Problem to solve: For each line below that contains the string "юридическим", copy that line.

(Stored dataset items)
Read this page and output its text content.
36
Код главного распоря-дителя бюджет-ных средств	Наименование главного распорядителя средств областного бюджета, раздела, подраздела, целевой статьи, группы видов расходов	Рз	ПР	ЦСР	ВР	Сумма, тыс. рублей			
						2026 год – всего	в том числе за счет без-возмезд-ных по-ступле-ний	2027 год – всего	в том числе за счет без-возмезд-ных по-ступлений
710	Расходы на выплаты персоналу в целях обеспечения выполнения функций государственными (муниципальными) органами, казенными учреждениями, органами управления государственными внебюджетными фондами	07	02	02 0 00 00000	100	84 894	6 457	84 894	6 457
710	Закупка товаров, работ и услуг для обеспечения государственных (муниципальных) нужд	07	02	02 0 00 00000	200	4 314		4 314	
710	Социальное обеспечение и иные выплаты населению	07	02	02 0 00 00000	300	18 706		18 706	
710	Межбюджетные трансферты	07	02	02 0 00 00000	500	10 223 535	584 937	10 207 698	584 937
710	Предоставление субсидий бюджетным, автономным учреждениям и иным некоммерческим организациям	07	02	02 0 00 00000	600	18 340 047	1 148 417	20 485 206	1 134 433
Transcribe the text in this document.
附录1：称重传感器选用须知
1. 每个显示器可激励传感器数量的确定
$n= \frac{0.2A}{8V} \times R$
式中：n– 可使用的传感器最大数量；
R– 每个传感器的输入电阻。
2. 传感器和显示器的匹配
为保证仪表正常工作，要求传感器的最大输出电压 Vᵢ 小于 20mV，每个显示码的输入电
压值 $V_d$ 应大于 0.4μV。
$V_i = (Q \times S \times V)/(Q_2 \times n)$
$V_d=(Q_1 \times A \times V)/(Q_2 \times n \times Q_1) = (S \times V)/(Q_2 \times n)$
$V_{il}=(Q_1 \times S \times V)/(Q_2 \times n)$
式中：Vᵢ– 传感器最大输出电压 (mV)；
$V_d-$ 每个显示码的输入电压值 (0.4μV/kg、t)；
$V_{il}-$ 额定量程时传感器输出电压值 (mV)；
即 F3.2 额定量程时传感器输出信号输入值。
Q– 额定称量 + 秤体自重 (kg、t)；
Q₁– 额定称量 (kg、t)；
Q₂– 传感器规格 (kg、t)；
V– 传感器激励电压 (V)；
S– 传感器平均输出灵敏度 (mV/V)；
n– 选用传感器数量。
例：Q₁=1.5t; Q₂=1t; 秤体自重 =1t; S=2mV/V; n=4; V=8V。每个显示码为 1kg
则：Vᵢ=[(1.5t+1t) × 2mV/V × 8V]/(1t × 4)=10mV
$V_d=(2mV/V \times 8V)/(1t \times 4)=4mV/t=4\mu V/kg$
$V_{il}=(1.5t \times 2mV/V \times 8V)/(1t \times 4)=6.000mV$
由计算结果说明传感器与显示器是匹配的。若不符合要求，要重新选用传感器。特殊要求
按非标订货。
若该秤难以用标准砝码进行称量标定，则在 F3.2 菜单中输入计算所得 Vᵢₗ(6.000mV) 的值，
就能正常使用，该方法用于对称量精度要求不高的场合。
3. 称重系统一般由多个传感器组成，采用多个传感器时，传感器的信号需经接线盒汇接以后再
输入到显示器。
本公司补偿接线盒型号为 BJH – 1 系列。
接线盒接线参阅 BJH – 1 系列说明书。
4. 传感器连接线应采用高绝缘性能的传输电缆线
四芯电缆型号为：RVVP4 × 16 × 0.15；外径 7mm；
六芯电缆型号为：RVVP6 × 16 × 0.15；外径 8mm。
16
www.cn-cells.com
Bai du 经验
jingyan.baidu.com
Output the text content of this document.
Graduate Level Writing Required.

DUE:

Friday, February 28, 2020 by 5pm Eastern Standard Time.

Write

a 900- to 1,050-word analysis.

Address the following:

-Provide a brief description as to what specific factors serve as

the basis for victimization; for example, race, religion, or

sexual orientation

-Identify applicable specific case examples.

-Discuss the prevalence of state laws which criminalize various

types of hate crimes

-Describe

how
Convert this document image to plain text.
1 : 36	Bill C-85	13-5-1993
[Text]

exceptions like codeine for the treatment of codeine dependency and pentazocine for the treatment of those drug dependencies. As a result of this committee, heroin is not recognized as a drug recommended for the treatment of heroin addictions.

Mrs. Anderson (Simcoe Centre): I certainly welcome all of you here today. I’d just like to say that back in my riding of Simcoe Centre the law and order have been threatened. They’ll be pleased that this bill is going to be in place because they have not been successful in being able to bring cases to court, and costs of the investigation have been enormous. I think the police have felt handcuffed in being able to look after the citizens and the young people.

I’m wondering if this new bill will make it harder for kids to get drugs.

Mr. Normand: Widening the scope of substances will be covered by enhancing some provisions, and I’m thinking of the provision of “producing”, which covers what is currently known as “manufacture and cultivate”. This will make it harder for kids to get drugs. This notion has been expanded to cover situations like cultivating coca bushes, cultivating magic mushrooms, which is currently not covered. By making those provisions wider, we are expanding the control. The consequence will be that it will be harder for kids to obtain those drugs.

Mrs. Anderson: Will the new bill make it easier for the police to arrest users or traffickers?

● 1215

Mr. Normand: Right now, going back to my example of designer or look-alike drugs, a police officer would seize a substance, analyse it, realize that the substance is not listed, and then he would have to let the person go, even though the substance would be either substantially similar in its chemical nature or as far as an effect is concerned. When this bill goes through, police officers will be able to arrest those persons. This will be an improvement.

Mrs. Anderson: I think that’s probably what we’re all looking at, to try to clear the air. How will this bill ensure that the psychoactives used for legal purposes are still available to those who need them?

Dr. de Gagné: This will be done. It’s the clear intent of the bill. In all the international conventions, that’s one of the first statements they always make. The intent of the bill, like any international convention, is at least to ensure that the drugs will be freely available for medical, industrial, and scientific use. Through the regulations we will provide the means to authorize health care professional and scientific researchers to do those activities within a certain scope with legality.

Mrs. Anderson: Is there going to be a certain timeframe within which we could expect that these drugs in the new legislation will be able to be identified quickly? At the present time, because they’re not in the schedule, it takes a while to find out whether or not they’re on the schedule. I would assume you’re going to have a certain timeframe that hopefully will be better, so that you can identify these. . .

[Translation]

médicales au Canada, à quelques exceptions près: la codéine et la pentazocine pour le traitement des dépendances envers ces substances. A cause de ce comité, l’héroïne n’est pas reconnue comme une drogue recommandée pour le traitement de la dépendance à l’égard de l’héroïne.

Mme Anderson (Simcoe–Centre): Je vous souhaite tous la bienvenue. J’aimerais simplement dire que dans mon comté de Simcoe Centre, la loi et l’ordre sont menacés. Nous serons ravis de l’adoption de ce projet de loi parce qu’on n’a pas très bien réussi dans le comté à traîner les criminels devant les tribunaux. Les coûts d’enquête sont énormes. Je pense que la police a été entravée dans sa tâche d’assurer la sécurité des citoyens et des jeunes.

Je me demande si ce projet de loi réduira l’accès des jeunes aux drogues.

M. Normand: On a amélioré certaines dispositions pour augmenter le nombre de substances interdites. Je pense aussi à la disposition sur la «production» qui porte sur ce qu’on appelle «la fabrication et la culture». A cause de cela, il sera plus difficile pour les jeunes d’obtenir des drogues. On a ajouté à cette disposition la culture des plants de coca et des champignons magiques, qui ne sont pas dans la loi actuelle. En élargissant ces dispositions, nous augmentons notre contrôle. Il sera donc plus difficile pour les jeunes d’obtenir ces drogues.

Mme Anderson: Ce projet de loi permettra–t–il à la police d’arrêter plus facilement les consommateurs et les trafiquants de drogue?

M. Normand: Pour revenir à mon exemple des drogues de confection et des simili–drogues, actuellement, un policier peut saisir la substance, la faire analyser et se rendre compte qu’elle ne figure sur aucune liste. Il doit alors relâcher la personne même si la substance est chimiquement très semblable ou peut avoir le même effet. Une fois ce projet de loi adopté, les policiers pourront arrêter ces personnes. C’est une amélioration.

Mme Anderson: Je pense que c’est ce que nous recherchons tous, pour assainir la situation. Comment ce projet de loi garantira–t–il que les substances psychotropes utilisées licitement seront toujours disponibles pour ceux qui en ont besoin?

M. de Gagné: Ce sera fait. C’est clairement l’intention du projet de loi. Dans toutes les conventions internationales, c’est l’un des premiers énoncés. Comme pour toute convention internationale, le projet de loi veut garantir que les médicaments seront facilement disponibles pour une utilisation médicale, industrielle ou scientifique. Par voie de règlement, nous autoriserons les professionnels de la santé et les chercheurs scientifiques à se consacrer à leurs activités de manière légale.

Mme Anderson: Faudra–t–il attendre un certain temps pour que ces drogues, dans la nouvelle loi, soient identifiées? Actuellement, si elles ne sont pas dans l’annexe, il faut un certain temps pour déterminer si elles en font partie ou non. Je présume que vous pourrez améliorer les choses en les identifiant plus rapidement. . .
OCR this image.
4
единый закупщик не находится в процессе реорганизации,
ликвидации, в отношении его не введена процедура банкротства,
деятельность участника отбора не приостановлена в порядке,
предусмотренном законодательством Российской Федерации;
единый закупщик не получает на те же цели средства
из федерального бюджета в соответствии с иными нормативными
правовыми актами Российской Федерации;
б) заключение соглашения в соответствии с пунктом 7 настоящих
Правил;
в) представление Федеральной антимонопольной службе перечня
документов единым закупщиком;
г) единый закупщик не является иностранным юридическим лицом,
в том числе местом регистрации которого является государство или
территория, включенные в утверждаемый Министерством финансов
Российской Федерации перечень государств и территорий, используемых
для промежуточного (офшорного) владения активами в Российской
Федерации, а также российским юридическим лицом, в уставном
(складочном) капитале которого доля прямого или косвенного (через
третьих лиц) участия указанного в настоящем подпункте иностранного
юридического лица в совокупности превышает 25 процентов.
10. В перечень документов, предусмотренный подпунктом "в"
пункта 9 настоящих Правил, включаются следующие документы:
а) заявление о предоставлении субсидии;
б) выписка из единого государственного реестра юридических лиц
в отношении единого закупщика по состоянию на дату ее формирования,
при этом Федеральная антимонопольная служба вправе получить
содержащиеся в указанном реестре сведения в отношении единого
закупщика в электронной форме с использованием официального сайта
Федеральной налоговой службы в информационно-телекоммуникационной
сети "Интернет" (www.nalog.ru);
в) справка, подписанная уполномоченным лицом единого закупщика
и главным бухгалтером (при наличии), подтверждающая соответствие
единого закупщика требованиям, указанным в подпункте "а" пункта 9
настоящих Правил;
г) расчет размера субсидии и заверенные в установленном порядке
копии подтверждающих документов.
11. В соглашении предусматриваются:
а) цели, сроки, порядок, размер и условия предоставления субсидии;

Output of the exercise:
г) единый закупщик не является иностранным юридическим лицом,
Федерации, а также российским юридическим лицом, в уставном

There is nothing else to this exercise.